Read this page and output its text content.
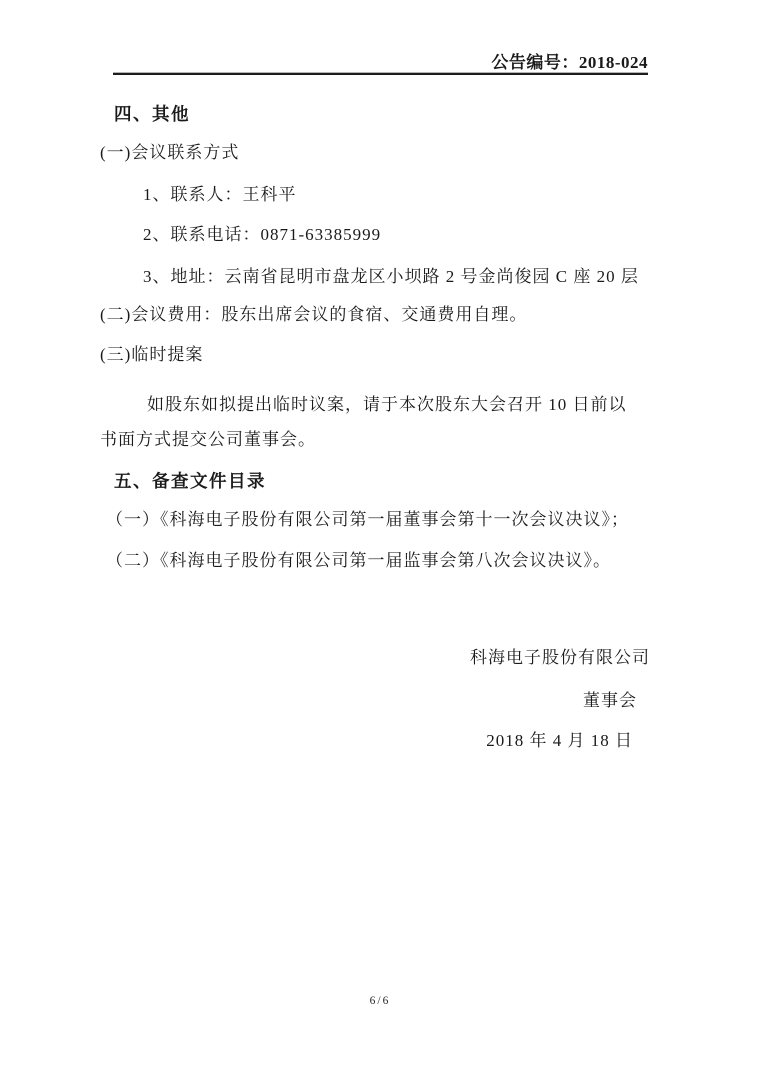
公告编号：2018-024
四、其他
(一)会议联系方式
1、联系人：王科平
2、联系电话：0871-63385999
3、地址：云南省昆明市盘龙区小坝路 2 号金尚俊园 C 座 20 层
(二)会议费用：股东出席会议的食宿、交通费用自理。
(三)临时提案
如股东如拟提出临时议案，请于本次股东大会召开 10 日前以
书面方式提交公司董事会。
五、备查文件目录
（一）《科海电子股份有限公司第一届董事会第十一次会议决议》；
（二）《科海电子股份有限公司第一届监事会第八次会议决议》。
科海电子股份有限公司
董事会
2018 年 4 月 18 日
6/6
----
> Requirement
Restate each entry word for word, please, but drop any images it holds.

> Written response
Read this page and output its text content.
公告编号：2018-024
四、其他
(一)会议联系方式
1、联系人：王科平
2、联系电话：0871-63385999
3、地址：云南省昆明市盘龙区小坝路 2 号金尚俊园 C 座 20 层
(二)会议费用：股东出席会议的食宿、交通费用自理。
(三)临时提案
如股东如拟提出临时议案，请于本次股东大会召开 10 日前以
书面方式提交公司董事会。
五、备查文件目录
（一）《科海电子股份有限公司第一届董事会第十一次会议决议》；
（二）《科海电子股份有限公司第一届监事会第八次会议决议》。
科海电子股份有限公司
董事会
2018 年 4 月 18 日
6/6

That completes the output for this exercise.